Task directions:
Without altering anything, repeat each of the records.

Exercise input:
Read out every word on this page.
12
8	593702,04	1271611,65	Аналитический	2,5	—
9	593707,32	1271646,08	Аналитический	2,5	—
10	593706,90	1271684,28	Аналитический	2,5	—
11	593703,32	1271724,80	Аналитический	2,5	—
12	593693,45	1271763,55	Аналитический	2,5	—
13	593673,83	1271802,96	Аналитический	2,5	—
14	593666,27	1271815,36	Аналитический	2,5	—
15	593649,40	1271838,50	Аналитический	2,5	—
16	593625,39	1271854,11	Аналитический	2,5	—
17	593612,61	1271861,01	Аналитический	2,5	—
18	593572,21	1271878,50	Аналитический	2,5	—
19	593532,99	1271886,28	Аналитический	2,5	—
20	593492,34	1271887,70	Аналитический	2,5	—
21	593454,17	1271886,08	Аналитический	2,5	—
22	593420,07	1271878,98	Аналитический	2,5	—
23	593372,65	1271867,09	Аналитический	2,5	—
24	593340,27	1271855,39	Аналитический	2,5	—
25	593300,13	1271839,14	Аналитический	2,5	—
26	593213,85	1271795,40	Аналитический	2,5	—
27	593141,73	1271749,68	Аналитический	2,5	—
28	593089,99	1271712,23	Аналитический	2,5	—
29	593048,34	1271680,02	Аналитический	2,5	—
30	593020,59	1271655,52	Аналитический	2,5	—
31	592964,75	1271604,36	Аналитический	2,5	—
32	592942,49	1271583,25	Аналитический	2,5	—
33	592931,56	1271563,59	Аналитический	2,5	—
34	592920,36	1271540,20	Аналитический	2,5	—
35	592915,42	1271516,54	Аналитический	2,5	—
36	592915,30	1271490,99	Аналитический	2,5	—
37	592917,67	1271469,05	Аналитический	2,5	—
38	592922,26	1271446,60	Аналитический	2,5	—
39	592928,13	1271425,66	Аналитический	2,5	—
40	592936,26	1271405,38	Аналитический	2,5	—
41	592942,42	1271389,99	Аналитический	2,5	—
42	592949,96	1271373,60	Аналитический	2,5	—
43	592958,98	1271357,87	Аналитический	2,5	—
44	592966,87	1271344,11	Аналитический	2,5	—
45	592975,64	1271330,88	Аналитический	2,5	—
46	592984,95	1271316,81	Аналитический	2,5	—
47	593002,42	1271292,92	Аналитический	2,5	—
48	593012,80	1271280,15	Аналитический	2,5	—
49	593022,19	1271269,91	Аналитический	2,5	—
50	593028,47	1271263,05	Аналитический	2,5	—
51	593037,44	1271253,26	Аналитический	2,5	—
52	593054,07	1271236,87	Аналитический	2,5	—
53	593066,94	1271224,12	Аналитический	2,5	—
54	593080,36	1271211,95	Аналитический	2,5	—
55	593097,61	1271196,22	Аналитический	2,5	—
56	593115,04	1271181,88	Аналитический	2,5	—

Full solution:
Read out every word on this page.
12
8	593702,04	1271611,65	Аналитический	2,5	—
9	593707,32	1271646,08	Аналитический	2,5	—
10	593706,90	1271684,28	Аналитический	2,5	—
11	593703,32	1271724,80	Аналитический	2,5	—
12	593693,45	1271763,55	Аналитический	2,5	—
13	593673,83	1271802,96	Аналитический	2,5	—
14	593666,27	1271815,36	Аналитический	2,5	—
15	593649,40	1271838,50	Аналитический	2,5	—
16	593625,39	1271854,11	Аналитический	2,5	—
17	593612,61	1271861,01	Аналитический	2,5	—
18	593572,21	1271878,50	Аналитический	2,5	—
19	593532,99	1271886,28	Аналитический	2,5	—
20	593492,34	1271887,70	Аналитический	2,5	—
21	593454,17	1271886,08	Аналитический	2,5	—
22	593420,07	1271878,98	Аналитический	2,5	—
23	593372,65	1271867,09	Аналитический	2,5	—
24	593340,27	1271855,39	Аналитический	2,5	—
25	593300,13	1271839,14	Аналитический	2,5	—
26	593213,85	1271795,40	Аналитический	2,5	—
27	593141,73	1271749,68	Аналитический	2,5	—
28	593089,99	1271712,23	Аналитический	2,5	—
29	593048,34	1271680,02	Аналитический	2,5	—
30	593020,59	1271655,52	Аналитический	2,5	—
31	592964,75	1271604,36	Аналитический	2,5	—
32	592942,49	1271583,25	Аналитический	2,5	—
33	592931,56	1271563,59	Аналитический	2,5	—
34	592920,36	1271540,20	Аналитический	2,5	—
35	592915,42	1271516,54	Аналитический	2,5	—
36	592915,30	1271490,99	Аналитический	2,5	—
37	592917,67	1271469,05	Аналитический	2,5	—
38	592922,26	1271446,60	Аналитический	2,5	—
39	592928,13	1271425,66	Аналитический	2,5	—
40	592936,26	1271405,38	Аналитический	2,5	—
41	592942,42	1271389,99	Аналитический	2,5	—
42	592949,96	1271373,60	Аналитический	2,5	—
43	592958,98	1271357,87	Аналитический	2,5	—
44	592966,87	1271344,11	Аналитический	2,5	—
45	592975,64	1271330,88	Аналитический	2,5	—
46	592984,95	1271316,81	Аналитический	2,5	—
47	593002,42	1271292,92	Аналитический	2,5	—
48	593012,80	1271280,15	Аналитический	2,5	—
49	593022,19	1271269,91	Аналитический	2,5	—
50	593028,47	1271263,05	Аналитический	2,5	—
51	593037,44	1271253,26	Аналитический	2,5	—
52	593054,07	1271236,87	Аналитический	2,5	—
53	593066,94	1271224,12	Аналитический	2,5	—
54	593080,36	1271211,95	Аналитический	2,5	—
55	593097,61	1271196,22	Аналитический	2,5	—
56	593115,04	1271181,88	Аналитический	2,5	—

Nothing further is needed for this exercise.